## TO DO
Your task is to output the listing word for word, with pictures excluded.

## PROVIDED RECORDS
◆ ◆ ◆
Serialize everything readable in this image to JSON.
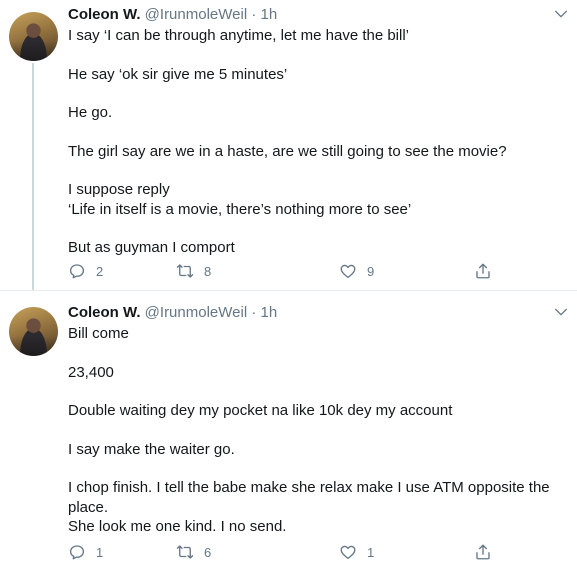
{
  "tweets": [
    {
      "name": "Coleon W.",
      "handle": "@IrunmoleWeil",
      "time": "1h",
      "lines": [
        "I say ‘I can be through anytime, let me have the bill’",
        "He say ‘ok sir give me 5 minutes’",
        "He go.",
        "The girl say are we in a haste, are we still going to see the movie?",
        "I suppose reply\n‘Life in itself is a movie, there’s nothing more to see’",
        "But as guyman I comport"
      ],
      "replies": "2",
      "retweets": "8",
      "likes": "9"
    },
    {
      "name": "Coleon W.",
      "handle": "@IrunmoleWeil",
      "time": "1h",
      "lines": [
        "Bill come",
        "23,400",
        "Double waiting dey my pocket na like 10k dey my account",
        "I say make the waiter go.",
        "I chop finish. I tell the babe make she relax make I use ATM opposite the place.\nShe look me one kind. I no send."
      ],
      "replies": "1",
      "retweets": "6",
      "likes": "1"
    }
  ],
  "separator": "·",
  "icons": {
    "reply": "reply-icon",
    "retweet": "retweet-icon",
    "like": "heart-icon",
    "share": "share-icon",
    "menu": "chevron-down-icon"
  },
  "colors": {
    "text": "#14171a",
    "muted": "#657786",
    "thread_line": "#ccd6dd",
    "divider": "#e6ecf0"
  }
}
◆ ◆ ◆
## EXERCISE RESPONSE
Serialize everything readable in this image to JSON.
{
  "tweets": [
    {
      "name": "Coleon W.",
      "handle": "@IrunmoleWeil",
      "time": "1h",
      "lines": [
        "I say ‘I can be through anytime, let me have the bill’",
        "He say ‘ok sir give me 5 minutes’",
        "He go.",
        "The girl say are we in a haste, are we still going to see the movie?",
        "I suppose reply\n‘Life in itself is a movie, there’s nothing more to see’",
        "But as guyman I comport"
      ],
      "replies": "2",
      "retweets": "8",
      "likes": "9"
    },
    {
      "name": "Coleon W.",
      "handle": "@IrunmoleWeil",
      "time": "1h",
      "lines": [
        "Bill come",
        "23,400",
        "Double waiting dey my pocket na like 10k dey my account",
        "I say make the waiter go.",
        "I chop finish. I tell the babe make she relax make I use ATM opposite the place.\nShe look me one kind. I no send."
      ],
      "replies": "1",
      "retweets": "6",
      "likes": "1"
    }
  ],
  "separator": "·",
  "icons": {
    "reply": "reply-icon",
    "retweet": "retweet-icon",
    "like": "heart-icon",
    "share": "share-icon",
    "menu": "chevron-down-icon"
  },
  "colors": {
    "text": "#14171a",
    "muted": "#657786",
    "thread_line": "#ccd6dd",
    "divider": "#e6ecf0"
  }
}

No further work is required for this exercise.